<<<<

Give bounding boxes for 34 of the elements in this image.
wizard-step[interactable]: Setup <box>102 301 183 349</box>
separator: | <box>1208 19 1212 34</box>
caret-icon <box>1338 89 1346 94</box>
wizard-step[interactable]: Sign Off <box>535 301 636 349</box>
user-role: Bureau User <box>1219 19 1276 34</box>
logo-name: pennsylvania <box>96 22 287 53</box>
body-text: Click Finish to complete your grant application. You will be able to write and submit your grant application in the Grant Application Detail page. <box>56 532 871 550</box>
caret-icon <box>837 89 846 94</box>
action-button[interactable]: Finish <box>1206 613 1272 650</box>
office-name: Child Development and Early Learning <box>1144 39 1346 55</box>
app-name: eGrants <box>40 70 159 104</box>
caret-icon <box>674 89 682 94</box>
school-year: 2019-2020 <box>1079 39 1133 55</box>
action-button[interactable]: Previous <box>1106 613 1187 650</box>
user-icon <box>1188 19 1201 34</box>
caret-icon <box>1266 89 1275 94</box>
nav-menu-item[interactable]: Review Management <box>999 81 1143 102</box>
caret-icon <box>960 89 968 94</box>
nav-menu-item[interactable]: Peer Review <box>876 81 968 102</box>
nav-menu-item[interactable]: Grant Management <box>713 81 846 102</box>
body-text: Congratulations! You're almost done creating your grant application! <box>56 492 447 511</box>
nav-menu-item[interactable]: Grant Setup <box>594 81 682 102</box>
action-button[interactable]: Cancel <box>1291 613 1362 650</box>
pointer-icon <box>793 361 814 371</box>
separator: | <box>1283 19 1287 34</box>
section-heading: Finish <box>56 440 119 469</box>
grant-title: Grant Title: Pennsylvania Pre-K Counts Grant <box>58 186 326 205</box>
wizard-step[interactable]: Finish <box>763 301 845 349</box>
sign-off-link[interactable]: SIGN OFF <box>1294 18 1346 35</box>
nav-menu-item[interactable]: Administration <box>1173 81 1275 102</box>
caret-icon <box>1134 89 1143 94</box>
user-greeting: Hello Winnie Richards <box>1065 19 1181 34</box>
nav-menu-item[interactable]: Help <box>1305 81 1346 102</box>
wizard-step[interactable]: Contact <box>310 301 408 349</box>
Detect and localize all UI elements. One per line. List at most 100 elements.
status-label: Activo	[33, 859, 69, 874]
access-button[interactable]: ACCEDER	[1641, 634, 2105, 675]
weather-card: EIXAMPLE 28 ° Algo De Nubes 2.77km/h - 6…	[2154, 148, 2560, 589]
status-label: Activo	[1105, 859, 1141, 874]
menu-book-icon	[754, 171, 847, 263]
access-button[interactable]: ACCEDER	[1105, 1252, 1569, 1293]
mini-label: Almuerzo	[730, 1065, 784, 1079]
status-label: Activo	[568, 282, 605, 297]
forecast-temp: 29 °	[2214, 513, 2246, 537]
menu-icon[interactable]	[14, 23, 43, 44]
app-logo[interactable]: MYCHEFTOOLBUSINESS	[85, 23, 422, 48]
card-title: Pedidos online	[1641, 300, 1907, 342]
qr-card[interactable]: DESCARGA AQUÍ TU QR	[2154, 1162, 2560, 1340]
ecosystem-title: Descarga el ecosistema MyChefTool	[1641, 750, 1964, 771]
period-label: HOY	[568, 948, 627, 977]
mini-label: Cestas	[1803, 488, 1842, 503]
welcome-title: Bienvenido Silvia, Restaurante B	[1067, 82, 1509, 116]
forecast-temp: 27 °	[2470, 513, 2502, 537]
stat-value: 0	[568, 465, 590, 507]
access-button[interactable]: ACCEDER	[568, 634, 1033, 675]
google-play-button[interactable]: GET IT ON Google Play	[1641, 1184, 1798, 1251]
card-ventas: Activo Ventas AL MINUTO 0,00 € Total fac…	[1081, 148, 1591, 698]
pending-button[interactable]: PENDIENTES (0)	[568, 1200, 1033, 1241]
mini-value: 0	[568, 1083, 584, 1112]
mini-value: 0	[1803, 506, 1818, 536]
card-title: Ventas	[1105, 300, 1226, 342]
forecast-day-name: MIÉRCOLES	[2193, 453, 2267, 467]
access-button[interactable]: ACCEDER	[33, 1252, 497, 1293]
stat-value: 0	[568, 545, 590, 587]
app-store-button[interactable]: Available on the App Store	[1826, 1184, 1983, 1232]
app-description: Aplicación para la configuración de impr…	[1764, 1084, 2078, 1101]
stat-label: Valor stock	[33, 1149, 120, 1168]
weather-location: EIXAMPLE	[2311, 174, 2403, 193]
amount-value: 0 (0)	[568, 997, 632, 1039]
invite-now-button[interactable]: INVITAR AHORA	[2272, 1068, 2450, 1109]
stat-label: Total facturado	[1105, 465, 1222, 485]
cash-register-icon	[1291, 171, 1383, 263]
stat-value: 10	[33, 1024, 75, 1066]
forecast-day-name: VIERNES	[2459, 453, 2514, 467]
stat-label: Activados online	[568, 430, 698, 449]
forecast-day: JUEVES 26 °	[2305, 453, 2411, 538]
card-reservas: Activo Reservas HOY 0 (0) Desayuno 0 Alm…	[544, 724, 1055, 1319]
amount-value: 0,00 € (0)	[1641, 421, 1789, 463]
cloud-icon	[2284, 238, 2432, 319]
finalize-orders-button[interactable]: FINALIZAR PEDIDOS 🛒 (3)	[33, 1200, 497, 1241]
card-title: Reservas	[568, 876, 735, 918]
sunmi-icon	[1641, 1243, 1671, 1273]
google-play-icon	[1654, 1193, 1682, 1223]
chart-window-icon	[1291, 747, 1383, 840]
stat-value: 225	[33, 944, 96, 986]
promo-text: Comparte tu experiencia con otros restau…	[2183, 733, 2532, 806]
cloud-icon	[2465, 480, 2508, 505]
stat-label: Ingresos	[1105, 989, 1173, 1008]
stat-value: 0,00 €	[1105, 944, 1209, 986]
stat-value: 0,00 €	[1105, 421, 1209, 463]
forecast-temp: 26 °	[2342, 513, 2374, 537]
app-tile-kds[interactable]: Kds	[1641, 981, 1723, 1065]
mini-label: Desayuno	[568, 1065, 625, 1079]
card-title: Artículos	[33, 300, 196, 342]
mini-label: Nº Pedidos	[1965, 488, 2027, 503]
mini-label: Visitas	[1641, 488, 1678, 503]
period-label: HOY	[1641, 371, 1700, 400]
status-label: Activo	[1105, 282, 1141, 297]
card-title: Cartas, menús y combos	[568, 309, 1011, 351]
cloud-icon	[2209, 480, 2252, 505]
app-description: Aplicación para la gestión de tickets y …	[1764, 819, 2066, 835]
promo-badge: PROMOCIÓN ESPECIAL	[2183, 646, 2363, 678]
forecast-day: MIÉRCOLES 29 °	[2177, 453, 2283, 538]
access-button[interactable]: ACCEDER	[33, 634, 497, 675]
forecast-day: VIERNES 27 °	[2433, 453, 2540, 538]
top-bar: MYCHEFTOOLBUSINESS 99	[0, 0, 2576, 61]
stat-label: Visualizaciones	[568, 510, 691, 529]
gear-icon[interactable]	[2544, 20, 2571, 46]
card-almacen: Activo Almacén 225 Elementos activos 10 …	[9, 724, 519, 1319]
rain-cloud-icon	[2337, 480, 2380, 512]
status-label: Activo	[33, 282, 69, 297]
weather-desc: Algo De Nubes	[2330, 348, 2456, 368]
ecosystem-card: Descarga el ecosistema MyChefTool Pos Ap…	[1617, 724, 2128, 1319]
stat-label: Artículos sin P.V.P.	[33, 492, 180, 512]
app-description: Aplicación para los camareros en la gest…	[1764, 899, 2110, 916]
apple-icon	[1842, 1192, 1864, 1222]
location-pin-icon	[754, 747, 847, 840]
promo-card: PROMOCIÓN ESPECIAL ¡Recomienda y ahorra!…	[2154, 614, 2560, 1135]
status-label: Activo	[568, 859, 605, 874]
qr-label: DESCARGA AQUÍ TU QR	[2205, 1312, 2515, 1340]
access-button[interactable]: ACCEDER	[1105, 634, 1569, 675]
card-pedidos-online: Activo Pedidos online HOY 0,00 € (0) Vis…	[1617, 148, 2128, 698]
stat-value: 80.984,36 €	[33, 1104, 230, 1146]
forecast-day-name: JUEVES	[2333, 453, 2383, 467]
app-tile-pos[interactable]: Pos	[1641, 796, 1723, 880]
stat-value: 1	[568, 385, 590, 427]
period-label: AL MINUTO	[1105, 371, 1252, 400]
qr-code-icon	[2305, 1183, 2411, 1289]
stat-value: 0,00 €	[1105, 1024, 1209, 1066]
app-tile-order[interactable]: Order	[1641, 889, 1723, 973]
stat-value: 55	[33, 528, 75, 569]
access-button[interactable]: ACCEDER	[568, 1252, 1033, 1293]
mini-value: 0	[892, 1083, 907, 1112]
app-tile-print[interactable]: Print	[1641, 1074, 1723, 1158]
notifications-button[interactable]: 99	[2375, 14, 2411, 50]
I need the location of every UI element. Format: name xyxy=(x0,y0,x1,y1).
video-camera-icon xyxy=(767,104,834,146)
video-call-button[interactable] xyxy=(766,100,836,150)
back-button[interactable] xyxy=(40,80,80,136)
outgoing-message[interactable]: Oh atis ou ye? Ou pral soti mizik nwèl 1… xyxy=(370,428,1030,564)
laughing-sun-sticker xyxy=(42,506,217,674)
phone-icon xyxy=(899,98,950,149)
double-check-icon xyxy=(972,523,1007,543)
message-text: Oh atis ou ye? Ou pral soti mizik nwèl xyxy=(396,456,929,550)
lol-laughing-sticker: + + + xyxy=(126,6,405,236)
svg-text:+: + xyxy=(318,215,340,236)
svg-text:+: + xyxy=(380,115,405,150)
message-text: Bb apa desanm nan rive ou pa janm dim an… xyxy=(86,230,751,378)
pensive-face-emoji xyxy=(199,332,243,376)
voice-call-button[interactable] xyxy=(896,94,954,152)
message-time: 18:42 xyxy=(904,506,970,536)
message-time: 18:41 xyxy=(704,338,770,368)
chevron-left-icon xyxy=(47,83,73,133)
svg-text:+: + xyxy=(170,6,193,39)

>>>>

TASK DIRECTIONS: Rewrite the data from its first line through the line containing "nav-menu-item[interactable]: Review Management", replacing "Previous" with "Back" and leaving everything else unchanged.

PROBLEM SOLUTION:
Give bounding boxes for 34 of the elements in this image.
wizard-step[interactable]: Setup <box>102 301 183 349</box>
separator: | <box>1208 19 1212 34</box>
caret-icon <box>1338 89 1346 94</box>
wizard-step[interactable]: Sign Off <box>535 301 636 349</box>
user-role: Bureau User <box>1219 19 1276 34</box>
logo-name: pennsylvania <box>96 22 287 53</box>
body-text: Click Finish to complete your grant application. You will be able to write and submit your grant application in the Grant Application Detail page. <box>56 532 871 550</box>
caret-icon <box>837 89 846 94</box>
action-button[interactable]: Finish <box>1206 613 1272 650</box>
office-name: Child Development and Early Learning <box>1144 39 1346 55</box>
app-name: eGrants <box>40 70 159 104</box>
caret-icon <box>674 89 682 94</box>
school-year: 2019-2020 <box>1079 39 1133 55</box>
action-button[interactable]: Back <box>1106 613 1187 650</box>
user-icon <box>1188 19 1201 34</box>
caret-icon <box>1266 89 1275 94</box>
nav-menu-item[interactable]: Review Management <box>999 81 1143 102</box>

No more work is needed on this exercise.